## Set problem
The entries below need to be written out exactly, with no pictures included.

— Start of Rows —

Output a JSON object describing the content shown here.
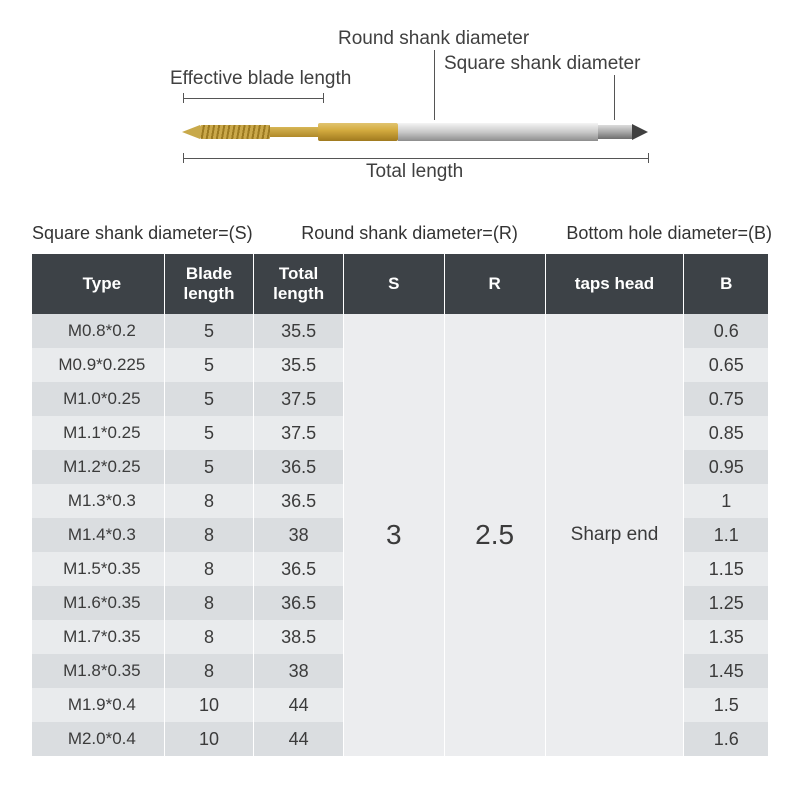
{
  "diagram": {
    "label_round": "Round shank diameter",
    "label_square": "Square shank diameter",
    "label_blade": "Effective blade length",
    "label_total": "Total length",
    "colors": {
      "gold_light": "#e1c470",
      "gold_dark": "#a07a1e",
      "silver_light": "#f4f4f4",
      "silver_dark": "#8d8d8d",
      "tip_dark": "#404040",
      "label_text": "#404040",
      "dim_line": "#555555"
    }
  },
  "legend": {
    "s": "Square shank diameter=(S)",
    "r": "Round shank diameter=(R)",
    "b": "Bottom hole diameter=(B)"
  },
  "table": {
    "header_bg": "#3d4247",
    "header_text": "#ffffff",
    "row_odd_bg": "#dadde0",
    "row_even_bg": "#e9ebed",
    "merged_bg": "#ecedef",
    "columns": [
      "Type",
      "Blade length",
      "Total length",
      "S",
      "R",
      "taps head",
      "B"
    ],
    "merged": {
      "s": "3",
      "r": "2.5",
      "taps_head": "Sharp end"
    },
    "rows": [
      {
        "type": "M0.8*0.2",
        "blade": "5",
        "total": "35.5",
        "b": "0.6"
      },
      {
        "type": "M0.9*0.225",
        "blade": "5",
        "total": "35.5",
        "b": "0.65"
      },
      {
        "type": "M1.0*0.25",
        "blade": "5",
        "total": "37.5",
        "b": "0.75"
      },
      {
        "type": "M1.1*0.25",
        "blade": "5",
        "total": "37.5",
        "b": "0.85"
      },
      {
        "type": "M1.2*0.25",
        "blade": "5",
        "total": "36.5",
        "b": "0.95"
      },
      {
        "type": "M1.3*0.3",
        "blade": "8",
        "total": "36.5",
        "b": "1"
      },
      {
        "type": "M1.4*0.3",
        "blade": "8",
        "total": "38",
        "b": "1.1"
      },
      {
        "type": "M1.5*0.35",
        "blade": "8",
        "total": "36.5",
        "b": "1.15"
      },
      {
        "type": "M1.6*0.35",
        "blade": "8",
        "total": "36.5",
        "b": "1.25"
      },
      {
        "type": "M1.7*0.35",
        "blade": "8",
        "total": "38.5",
        "b": "1.35"
      },
      {
        "type": "M1.8*0.35",
        "blade": "8",
        "total": "38",
        "b": "1.45"
      },
      {
        "type": "M1.9*0.4",
        "blade": "10",
        "total": "44",
        "b": "1.5"
      },
      {
        "type": "M2.0*0.4",
        "blade": "10",
        "total": "44",
        "b": "1.6"
      }
    ]
  }
}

— End of Rows —

## Problem solution
Output a JSON object describing the content shown here.
{
  "diagram": {
    "label_round": "Round shank diameter",
    "label_square": "Square shank diameter",
    "label_blade": "Effective blade length",
    "label_total": "Total length",
    "colors": {
      "gold_light": "#e1c470",
      "gold_dark": "#a07a1e",
      "silver_light": "#f4f4f4",
      "silver_dark": "#8d8d8d",
      "tip_dark": "#404040",
      "label_text": "#404040",
      "dim_line": "#555555"
    }
  },
  "legend": {
    "s": "Square shank diameter=(S)",
    "r": "Round shank diameter=(R)",
    "b": "Bottom hole diameter=(B)"
  },
  "table": {
    "header_bg": "#3d4247",
    "header_text": "#ffffff",
    "row_odd_bg": "#dadde0",
    "row_even_bg": "#e9ebed",
    "merged_bg": "#ecedef",
    "columns": [
      "Type",
      "Blade length",
      "Total length",
      "S",
      "R",
      "taps head",
      "B"
    ],
    "merged": {
      "s": "3",
      "r": "2.5",
      "taps_head": "Sharp end"
    },
    "rows": [
      {
        "type": "M0.8*0.2",
        "blade": "5",
        "total": "35.5",
        "b": "0.6"
      },
      {
        "type": "M0.9*0.225",
        "blade": "5",
        "total": "35.5",
        "b": "0.65"
      },
      {
        "type": "M1.0*0.25",
        "blade": "5",
        "total": "37.5",
        "b": "0.75"
      },
      {
        "type": "M1.1*0.25",
        "blade": "5",
        "total": "37.5",
        "b": "0.85"
      },
      {
        "type": "M1.2*0.25",
        "blade": "5",
        "total": "36.5",
        "b": "0.95"
      },
      {
        "type": "M1.3*0.3",
        "blade": "8",
        "total": "36.5",
        "b": "1"
      },
      {
        "type": "M1.4*0.3",
        "blade": "8",
        "total": "38",
        "b": "1.1"
      },
      {
        "type": "M1.5*0.35",
        "blade": "8",
        "total": "36.5",
        "b": "1.15"
      },
      {
        "type": "M1.6*0.35",
        "blade": "8",
        "total": "36.5",
        "b": "1.25"
      },
      {
        "type": "M1.7*0.35",
        "blade": "8",
        "total": "38.5",
        "b": "1.35"
      },
      {
        "type": "M1.8*0.35",
        "blade": "8",
        "total": "38",
        "b": "1.45"
      },
      {
        "type": "M1.9*0.4",
        "blade": "10",
        "total": "44",
        "b": "1.5"
      },
      {
        "type": "M2.0*0.4",
        "blade": "10",
        "total": "44",
        "b": "1.6"
      }
    ]
  }
}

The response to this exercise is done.